Given exercise >>
Using the data below, gather each line that includes the word "value".

* * * *

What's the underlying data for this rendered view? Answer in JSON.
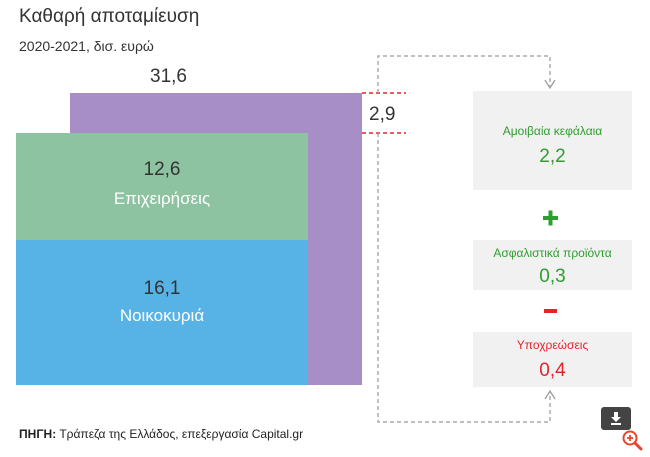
{
  "chart_data": {
    "type": "table",
    "title": "Καθαρή αποταμίευση",
    "subtitle": "2020-2021, δισ. ευρώ",
    "total": {
      "value": "31,6"
    },
    "segments": [
      {
        "label": "Επιχειρήσεις",
        "value": "12,6",
        "color": "#8dc3a0"
      },
      {
        "label": "Νοικοκυριά",
        "value": "16,1",
        "color": "#57b3e5"
      }
    ],
    "difference": {
      "value": "2,9",
      "color": "#a78ec7"
    },
    "breakdown": [
      {
        "label": "Αμοιβαία κεφάλαια",
        "value": "2,2",
        "color": "#2e9e2e"
      },
      {
        "operator": "+",
        "label": "Ασφαλιστικά προϊόντα",
        "value": "0,3",
        "color": "#2e9e2e"
      },
      {
        "operator": "-",
        "label": "Υποχρεώσεις",
        "value": "0,4",
        "color": "#e8222b"
      }
    ]
  },
  "source": {
    "prefix": "ΠΗΓΗ:",
    "text": " Τράπεζα της Ελλάδος, επεξεργασία Capital.gr"
  },
  "icons": {
    "download": "download-icon",
    "zoom": "zoom-in-icon"
  }
}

* * * *

Right answer >>
      "value": "31,6"
        "value": "12,6",
        "value": "16,1",
      "value": "2,9",
        "value": "2,2",
        "value": "0,3",
        "value": "0,4",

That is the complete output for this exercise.